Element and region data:
========================
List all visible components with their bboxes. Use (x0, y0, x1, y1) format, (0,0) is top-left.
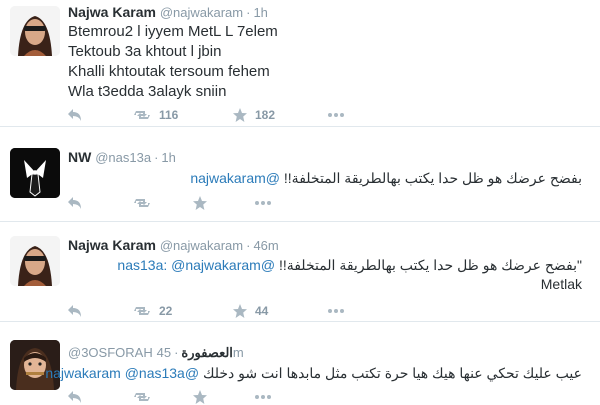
star-icon (193, 390, 207, 404)
tweet-text-arabic: عيب عليك تحكي عنها هيك هيا حرة تكتب مثل … (202, 365, 582, 381)
reply-arrow-icon (68, 391, 81, 403)
author-handle[interactable]: @najwakaram (160, 5, 243, 20)
tweet-text-line: Wla t3edda 3alayk sniin (68, 83, 227, 100)
reply-arrow-icon (68, 305, 81, 317)
avatar-image (10, 236, 60, 286)
tweet-header: Najwa Karam @najwakaram · 46m (68, 236, 279, 255)
author-handle[interactable]: @3OSFORAH (68, 345, 153, 360)
more-dots-icon (328, 309, 344, 313)
favorite-button[interactable]: 182 (233, 108, 328, 122)
retweet-icon (134, 111, 150, 119)
retweet-button[interactable] (133, 197, 193, 209)
tweet[interactable]: Najwa Karam @najwakaram · 46m "بفضح عرضك ه… (0, 222, 600, 322)
tweet-actions: 22 44 (68, 302, 344, 320)
quoted-text-arabic: "بفضح عرضك هو ظل حدا يكتب بهالطريقة المت… (278, 257, 582, 273)
author-name[interactable]: Najwa Karam (68, 4, 156, 20)
tweet-actions (68, 194, 271, 212)
favorite-button[interactable] (193, 390, 255, 404)
author-name[interactable]: NW (68, 149, 91, 165)
separator-dot: · (154, 150, 159, 165)
more-dots-icon (328, 113, 344, 117)
retweet-button[interactable] (133, 391, 193, 403)
star-icon (233, 108, 247, 122)
tweet[interactable]: Najwa Karam @najwakaram · 1h Btemrou2 l iy… (0, 0, 600, 127)
tweet-text-line: Btemrou2 l iyyem MetL L 7elem (68, 23, 278, 40)
favorite-button[interactable] (193, 196, 255, 210)
avatar[interactable] (10, 236, 60, 286)
tweet-text-arabic: بفضح عرضك هو ظل حدا يكتب بهالطريقة المتخ… (283, 170, 582, 186)
tweet-header: @3OSFORAH العصفورة·45m (68, 343, 244, 362)
tweet-text-line: Tektoub 3a khtout l jbin (68, 43, 222, 60)
favorite-count: 182 (255, 108, 276, 122)
retweet-icon (134, 393, 150, 401)
retweet-icon (134, 199, 150, 207)
author-name[interactable]: العصفورة (181, 345, 233, 360)
retweet-button[interactable]: 22 (133, 304, 233, 318)
reply-button[interactable] (68, 197, 133, 209)
author-name[interactable]: Najwa Karam (68, 237, 156, 253)
retweet-icon (134, 307, 150, 315)
tweet-text-line: Khalli khtoutak tersoum fehem (68, 63, 270, 80)
more-button[interactable] (255, 395, 271, 399)
more-button[interactable] (328, 309, 344, 313)
retweet-count: 116 (159, 108, 179, 122)
tweet-text: عيب عليك تحكي عنها هيك هيا حرة تكتب مثل … (45, 363, 582, 383)
more-button[interactable] (328, 113, 344, 117)
reply-arrow-icon (68, 109, 81, 121)
more-button[interactable] (255, 201, 271, 205)
tweet-actions: 116 182 (68, 106, 344, 124)
tweet-text: Btemrou2 l iyyem MetL L 7elem Tektoub 3a… (68, 22, 278, 102)
timestamp[interactable]: 1h (161, 150, 175, 165)
star-icon (233, 304, 247, 318)
more-dots-icon (255, 395, 271, 399)
avatar-image (10, 6, 60, 56)
reply-button[interactable] (68, 305, 133, 317)
mention-link[interactable]: @najwakaram (190, 170, 280, 186)
separator-dot: · (246, 5, 251, 20)
separator-dot: · (174, 345, 179, 360)
tweet-text: "بفضح عرضك هو ظل حدا يكتب بهالطريقة المت… (117, 255, 582, 275)
tweet-header: NW @nas13a · 1h (68, 148, 176, 167)
reply-button[interactable] (68, 391, 133, 403)
avatar[interactable] (10, 6, 60, 56)
author-handle[interactable]: @nas13a (95, 150, 151, 165)
reply-text: Metlak (540, 276, 582, 292)
tweet-text: بفضح عرضك هو ظل حدا يكتب بهالطريقة المتخ… (190, 168, 582, 188)
mention-link[interactable]: @najwakaram @nas13a (45, 365, 199, 381)
author-handle[interactable]: @najwakaram (160, 238, 243, 253)
separator-dot: · (246, 238, 251, 253)
retweet-count: 22 (159, 304, 173, 318)
tweet[interactable]: NW @nas13a · 1h بفضح عرضك هو ظل حدا يكتب ب… (0, 127, 600, 222)
timestamp[interactable]: 1h (253, 5, 267, 20)
reply-button[interactable] (68, 109, 133, 121)
reply-arrow-icon (68, 197, 81, 209)
mention-link[interactable]: @nas13a: @najwakaram (117, 257, 275, 273)
retweet-button[interactable]: 116 (133, 108, 233, 122)
more-dots-icon (255, 201, 271, 205)
star-icon (193, 196, 207, 210)
favorite-count: 44 (255, 304, 269, 318)
timestamp[interactable]: 46m (253, 238, 278, 253)
tweet[interactable]: @3OSFORAH العصفورة·45m عيب عليك تحكي عنه… (0, 322, 600, 405)
favorite-button[interactable]: 44 (233, 304, 328, 318)
tweet-actions (68, 388, 271, 405)
tweet-header: Najwa Karam @najwakaram · 1h (68, 3, 268, 22)
avatar[interactable] (10, 148, 60, 198)
avatar-image (10, 148, 60, 198)
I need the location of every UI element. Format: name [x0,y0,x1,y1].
========================
Written exercise: Return every line of the data above without any changes, leaving out the pictures.

Worked solution:
List all visible components with their bboxes. Use (x0, y0, x1, y1) format, (0,0) is top-left.
star-icon (193, 390, 207, 404)
tweet-text-arabic: عيب عليك تحكي عنها هيك هيا حرة تكتب مثل … (202, 365, 582, 381)
reply-arrow-icon (68, 391, 81, 403)
author-handle[interactable]: @najwakaram (160, 5, 243, 20)
tweet-text-line: Wla t3edda 3alayk sniin (68, 83, 227, 100)
reply-arrow-icon (68, 305, 81, 317)
avatar-image (10, 236, 60, 286)
tweet-header: Najwa Karam @najwakaram · 46m (68, 236, 279, 255)
author-handle[interactable]: @3OSFORAH (68, 345, 153, 360)
more-dots-icon (328, 309, 344, 313)
favorite-button[interactable]: 182 (233, 108, 328, 122)
retweet-icon (134, 111, 150, 119)
retweet-button[interactable] (133, 197, 193, 209)
tweet[interactable]: Najwa Karam @najwakaram · 46m "بفضح عرضك ه… (0, 222, 600, 322)
tweet-actions: 22 44 (68, 302, 344, 320)
quoted-text-arabic: "بفضح عرضك هو ظل حدا يكتب بهالطريقة المت… (278, 257, 582, 273)
author-name[interactable]: Najwa Karam (68, 4, 156, 20)
tweet-actions (68, 194, 271, 212)
favorite-button[interactable] (193, 390, 255, 404)
author-name[interactable]: NW (68, 149, 91, 165)
separator-dot: · (154, 150, 159, 165)
more-dots-icon (328, 113, 344, 117)
retweet-button[interactable] (133, 391, 193, 403)
star-icon (233, 108, 247, 122)
tweet[interactable]: Najwa Karam @najwakaram · 1h Btemrou2 l iy… (0, 0, 600, 127)
tweet-text-line: Btemrou2 l iyyem MetL L 7elem (68, 23, 278, 40)
favorite-button[interactable] (193, 196, 255, 210)
avatar[interactable] (10, 236, 60, 286)
tweet-text-arabic: بفضح عرضك هو ظل حدا يكتب بهالطريقة المتخ… (283, 170, 582, 186)
tweet-header: @3OSFORAH العصفورة·45m (68, 343, 244, 362)
tweet-text-line: Tektoub 3a khtout l jbin (68, 43, 222, 60)
favorite-count: 182 (255, 108, 276, 122)
retweet-icon (134, 393, 150, 401)
retweet-icon (134, 199, 150, 207)
author-name[interactable]: العصفورة (181, 345, 233, 360)
retweet-button[interactable]: 22 (133, 304, 233, 318)
reply-button[interactable] (68, 197, 133, 209)
author-name[interactable]: Najwa Karam (68, 237, 156, 253)
retweet-icon (134, 307, 150, 315)
tweet-text-line: Khalli khtoutak tersoum fehem (68, 63, 270, 80)
more-button[interactable] (255, 395, 271, 399)
more-button[interactable] (328, 309, 344, 313)
retweet-count: 116 (159, 108, 179, 122)
tweet-text: عيب عليك تحكي عنها هيك هيا حرة تكتب مثل … (45, 363, 582, 383)
more-button[interactable] (328, 113, 344, 117)
reply-arrow-icon (68, 109, 81, 121)
more-button[interactable] (255, 201, 271, 205)
tweet-actions: 116 182 (68, 106, 344, 124)
tweet-text: Btemrou2 l iyyem MetL L 7elem Tektoub 3a… (68, 22, 278, 102)
timestamp[interactable]: 1h (161, 150, 175, 165)
star-icon (233, 304, 247, 318)
more-dots-icon (255, 395, 271, 399)
avatar-image (10, 6, 60, 56)
reply-button[interactable] (68, 305, 133, 317)
mention-link[interactable]: @najwakaram (190, 170, 280, 186)
separator-dot: · (246, 5, 251, 20)
separator-dot: · (174, 345, 179, 360)
tweet-text: "بفضح عرضك هو ظل حدا يكتب بهالطريقة المت… (117, 255, 582, 275)
tweet-header: NW @nas13a · 1h (68, 148, 176, 167)
reply-button[interactable] (68, 391, 133, 403)
avatar[interactable] (10, 6, 60, 56)
author-handle[interactable]: @nas13a (95, 150, 151, 165)
reply-text: Metlak (540, 276, 582, 292)
tweet-text: بفضح عرضك هو ظل حدا يكتب بهالطريقة المتخ… (190, 168, 582, 188)
mention-link[interactable]: @najwakaram @nas13a (45, 365, 199, 381)
author-handle[interactable]: @najwakaram (160, 238, 243, 253)
separator-dot: · (246, 238, 251, 253)
retweet-count: 22 (159, 304, 173, 318)
tweet[interactable]: NW @nas13a · 1h بفضح عرضك هو ظل حدا يكتب ب… (0, 127, 600, 222)
timestamp[interactable]: 1h (253, 5, 267, 20)
reply-button[interactable] (68, 109, 133, 121)
reply-arrow-icon (68, 197, 81, 209)
mention-link[interactable]: @nas13a: @najwakaram (117, 257, 275, 273)
retweet-button[interactable]: 116 (133, 108, 233, 122)
more-dots-icon (255, 201, 271, 205)
star-icon (193, 196, 207, 210)
favorite-count: 44 (255, 304, 269, 318)
timestamp[interactable]: 46m (253, 238, 278, 253)
tweet[interactable]: @3OSFORAH العصفورة·45m عيب عليك تحكي عنه… (0, 322, 600, 405)
favorite-button[interactable]: 44 (233, 304, 328, 318)
tweet-actions (68, 388, 271, 405)
tweet-header: Najwa Karam @najwakaram · 1h (68, 3, 268, 22)
avatar[interactable] (10, 148, 60, 198)
avatar-image (10, 148, 60, 198)
I need the location of every UI element. Format: name [x0,y0,x1,y1].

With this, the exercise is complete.